===== RECORDS SUPPLIED

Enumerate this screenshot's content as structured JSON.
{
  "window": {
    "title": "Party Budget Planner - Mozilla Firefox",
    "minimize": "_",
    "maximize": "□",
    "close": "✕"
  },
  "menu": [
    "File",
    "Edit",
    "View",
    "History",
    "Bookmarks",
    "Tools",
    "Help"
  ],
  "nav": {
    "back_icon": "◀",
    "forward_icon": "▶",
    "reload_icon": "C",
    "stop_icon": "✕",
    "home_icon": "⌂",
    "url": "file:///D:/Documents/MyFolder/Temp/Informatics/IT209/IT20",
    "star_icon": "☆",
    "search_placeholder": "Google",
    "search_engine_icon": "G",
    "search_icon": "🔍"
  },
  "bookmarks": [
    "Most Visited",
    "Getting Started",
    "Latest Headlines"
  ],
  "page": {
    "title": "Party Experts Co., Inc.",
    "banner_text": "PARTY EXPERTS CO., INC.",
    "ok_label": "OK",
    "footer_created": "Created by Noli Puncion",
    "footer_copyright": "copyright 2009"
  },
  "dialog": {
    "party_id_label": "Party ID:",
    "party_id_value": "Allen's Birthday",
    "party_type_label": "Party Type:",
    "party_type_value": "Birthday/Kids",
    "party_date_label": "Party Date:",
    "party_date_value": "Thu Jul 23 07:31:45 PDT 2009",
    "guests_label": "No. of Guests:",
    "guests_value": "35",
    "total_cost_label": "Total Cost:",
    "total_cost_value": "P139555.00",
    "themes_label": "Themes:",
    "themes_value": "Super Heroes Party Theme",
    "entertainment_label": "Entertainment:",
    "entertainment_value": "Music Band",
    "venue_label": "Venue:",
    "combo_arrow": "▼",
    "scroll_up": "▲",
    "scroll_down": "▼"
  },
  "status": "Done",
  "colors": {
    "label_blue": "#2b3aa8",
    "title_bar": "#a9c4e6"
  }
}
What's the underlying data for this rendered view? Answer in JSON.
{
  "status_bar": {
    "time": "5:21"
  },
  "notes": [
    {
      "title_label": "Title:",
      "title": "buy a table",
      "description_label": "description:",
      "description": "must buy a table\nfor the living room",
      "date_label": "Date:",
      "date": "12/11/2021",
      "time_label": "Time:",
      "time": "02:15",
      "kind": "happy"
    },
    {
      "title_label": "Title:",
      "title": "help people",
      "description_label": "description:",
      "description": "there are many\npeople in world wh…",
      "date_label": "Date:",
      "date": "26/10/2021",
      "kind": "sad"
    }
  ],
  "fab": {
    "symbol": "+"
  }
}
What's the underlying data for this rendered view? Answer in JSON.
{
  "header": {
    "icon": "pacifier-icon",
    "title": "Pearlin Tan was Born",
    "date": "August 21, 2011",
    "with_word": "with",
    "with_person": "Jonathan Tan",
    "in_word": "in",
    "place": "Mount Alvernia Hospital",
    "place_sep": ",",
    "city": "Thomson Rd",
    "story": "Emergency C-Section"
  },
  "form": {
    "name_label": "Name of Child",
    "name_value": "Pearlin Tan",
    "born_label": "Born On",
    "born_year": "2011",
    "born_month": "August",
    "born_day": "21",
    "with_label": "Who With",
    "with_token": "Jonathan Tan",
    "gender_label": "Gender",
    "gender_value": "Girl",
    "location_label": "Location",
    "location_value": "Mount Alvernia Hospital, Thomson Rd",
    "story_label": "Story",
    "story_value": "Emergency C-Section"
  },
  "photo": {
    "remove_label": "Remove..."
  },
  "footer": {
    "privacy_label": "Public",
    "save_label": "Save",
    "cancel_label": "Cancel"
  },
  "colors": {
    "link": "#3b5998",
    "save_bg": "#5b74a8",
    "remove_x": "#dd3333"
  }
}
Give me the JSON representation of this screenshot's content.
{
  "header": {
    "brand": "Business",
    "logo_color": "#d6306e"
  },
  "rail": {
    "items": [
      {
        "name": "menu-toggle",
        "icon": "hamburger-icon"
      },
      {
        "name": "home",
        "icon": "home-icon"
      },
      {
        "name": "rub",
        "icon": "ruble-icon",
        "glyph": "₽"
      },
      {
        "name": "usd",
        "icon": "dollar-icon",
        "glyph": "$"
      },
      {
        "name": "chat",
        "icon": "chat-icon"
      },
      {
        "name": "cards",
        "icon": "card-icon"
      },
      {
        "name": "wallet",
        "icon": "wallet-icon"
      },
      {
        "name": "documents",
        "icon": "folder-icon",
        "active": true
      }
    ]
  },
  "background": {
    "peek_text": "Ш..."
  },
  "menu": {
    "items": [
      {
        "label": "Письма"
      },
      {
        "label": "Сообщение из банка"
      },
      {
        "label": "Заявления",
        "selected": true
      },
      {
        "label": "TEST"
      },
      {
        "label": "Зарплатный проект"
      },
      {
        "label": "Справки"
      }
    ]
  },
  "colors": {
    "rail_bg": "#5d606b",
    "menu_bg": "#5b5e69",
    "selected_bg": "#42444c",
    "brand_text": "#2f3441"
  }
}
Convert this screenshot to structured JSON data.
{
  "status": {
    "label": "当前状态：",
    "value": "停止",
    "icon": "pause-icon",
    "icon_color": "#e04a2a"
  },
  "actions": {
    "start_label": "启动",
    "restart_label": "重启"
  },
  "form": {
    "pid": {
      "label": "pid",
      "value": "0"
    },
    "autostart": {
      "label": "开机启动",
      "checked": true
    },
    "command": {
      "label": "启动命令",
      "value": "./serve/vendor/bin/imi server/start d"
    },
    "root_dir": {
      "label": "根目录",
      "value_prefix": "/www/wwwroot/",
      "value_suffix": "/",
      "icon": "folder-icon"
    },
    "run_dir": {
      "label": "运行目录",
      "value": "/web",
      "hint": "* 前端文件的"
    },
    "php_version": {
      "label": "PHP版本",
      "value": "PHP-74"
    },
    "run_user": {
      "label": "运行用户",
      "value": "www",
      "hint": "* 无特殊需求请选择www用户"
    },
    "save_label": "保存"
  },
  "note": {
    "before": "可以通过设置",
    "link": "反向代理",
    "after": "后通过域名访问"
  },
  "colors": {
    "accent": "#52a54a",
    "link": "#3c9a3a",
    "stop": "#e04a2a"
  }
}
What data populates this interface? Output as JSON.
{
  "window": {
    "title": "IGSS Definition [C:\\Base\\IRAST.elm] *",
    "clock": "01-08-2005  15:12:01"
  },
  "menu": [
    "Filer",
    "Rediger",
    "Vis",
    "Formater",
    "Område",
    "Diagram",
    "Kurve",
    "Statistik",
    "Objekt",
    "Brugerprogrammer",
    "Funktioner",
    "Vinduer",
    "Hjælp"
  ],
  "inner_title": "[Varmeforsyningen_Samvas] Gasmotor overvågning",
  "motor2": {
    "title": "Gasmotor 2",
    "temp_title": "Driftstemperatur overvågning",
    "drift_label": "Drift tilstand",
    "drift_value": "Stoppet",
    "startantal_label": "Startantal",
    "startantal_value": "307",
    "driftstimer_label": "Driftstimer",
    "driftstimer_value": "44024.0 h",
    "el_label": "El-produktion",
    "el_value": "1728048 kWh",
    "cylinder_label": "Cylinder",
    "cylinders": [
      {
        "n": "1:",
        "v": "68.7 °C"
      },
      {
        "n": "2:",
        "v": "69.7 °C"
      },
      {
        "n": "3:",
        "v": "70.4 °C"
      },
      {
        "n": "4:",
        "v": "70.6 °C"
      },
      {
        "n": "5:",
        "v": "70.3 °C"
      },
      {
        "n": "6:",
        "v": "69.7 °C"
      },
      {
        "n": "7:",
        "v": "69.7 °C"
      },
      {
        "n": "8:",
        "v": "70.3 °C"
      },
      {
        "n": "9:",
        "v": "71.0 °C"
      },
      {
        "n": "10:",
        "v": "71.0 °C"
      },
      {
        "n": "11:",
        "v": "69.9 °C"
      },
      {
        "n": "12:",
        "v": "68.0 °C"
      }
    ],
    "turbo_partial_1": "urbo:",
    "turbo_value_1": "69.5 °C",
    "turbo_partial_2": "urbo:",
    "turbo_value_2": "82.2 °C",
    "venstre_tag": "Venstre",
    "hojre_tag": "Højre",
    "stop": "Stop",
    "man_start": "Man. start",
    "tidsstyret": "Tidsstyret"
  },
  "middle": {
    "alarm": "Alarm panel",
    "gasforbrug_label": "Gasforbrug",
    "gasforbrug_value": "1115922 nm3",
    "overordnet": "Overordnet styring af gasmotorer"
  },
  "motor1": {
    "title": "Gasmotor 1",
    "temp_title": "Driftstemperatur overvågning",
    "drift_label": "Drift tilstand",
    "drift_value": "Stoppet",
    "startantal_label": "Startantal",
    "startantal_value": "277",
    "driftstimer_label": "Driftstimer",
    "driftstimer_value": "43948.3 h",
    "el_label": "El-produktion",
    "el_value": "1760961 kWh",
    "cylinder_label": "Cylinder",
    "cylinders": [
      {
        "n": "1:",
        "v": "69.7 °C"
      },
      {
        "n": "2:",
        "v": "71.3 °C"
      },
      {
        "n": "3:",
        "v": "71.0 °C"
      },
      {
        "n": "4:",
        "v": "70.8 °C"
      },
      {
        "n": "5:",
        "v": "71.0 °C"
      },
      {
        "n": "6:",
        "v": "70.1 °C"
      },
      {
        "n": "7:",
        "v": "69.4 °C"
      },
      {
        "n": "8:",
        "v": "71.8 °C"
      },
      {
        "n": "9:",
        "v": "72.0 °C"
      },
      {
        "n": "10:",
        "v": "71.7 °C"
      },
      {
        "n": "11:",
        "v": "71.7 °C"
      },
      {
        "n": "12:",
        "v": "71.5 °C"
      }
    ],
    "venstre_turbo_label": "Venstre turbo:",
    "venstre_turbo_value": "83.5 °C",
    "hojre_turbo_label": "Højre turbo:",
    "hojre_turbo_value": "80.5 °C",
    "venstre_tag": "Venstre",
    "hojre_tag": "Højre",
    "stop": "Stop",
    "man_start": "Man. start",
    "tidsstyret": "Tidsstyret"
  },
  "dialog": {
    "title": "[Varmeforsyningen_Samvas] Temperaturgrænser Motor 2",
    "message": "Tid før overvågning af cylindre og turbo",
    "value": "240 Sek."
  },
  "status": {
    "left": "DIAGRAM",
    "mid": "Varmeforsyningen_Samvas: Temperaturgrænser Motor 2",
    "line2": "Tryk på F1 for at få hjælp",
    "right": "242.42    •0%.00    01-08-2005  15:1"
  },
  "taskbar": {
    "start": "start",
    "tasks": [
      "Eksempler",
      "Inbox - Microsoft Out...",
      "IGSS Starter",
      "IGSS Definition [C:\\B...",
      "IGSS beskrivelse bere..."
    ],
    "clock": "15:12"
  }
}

==========

DIRECTIVE — Give only the number of lines in the entries that contain "Mount".

EXERCISE SOLUTION — 2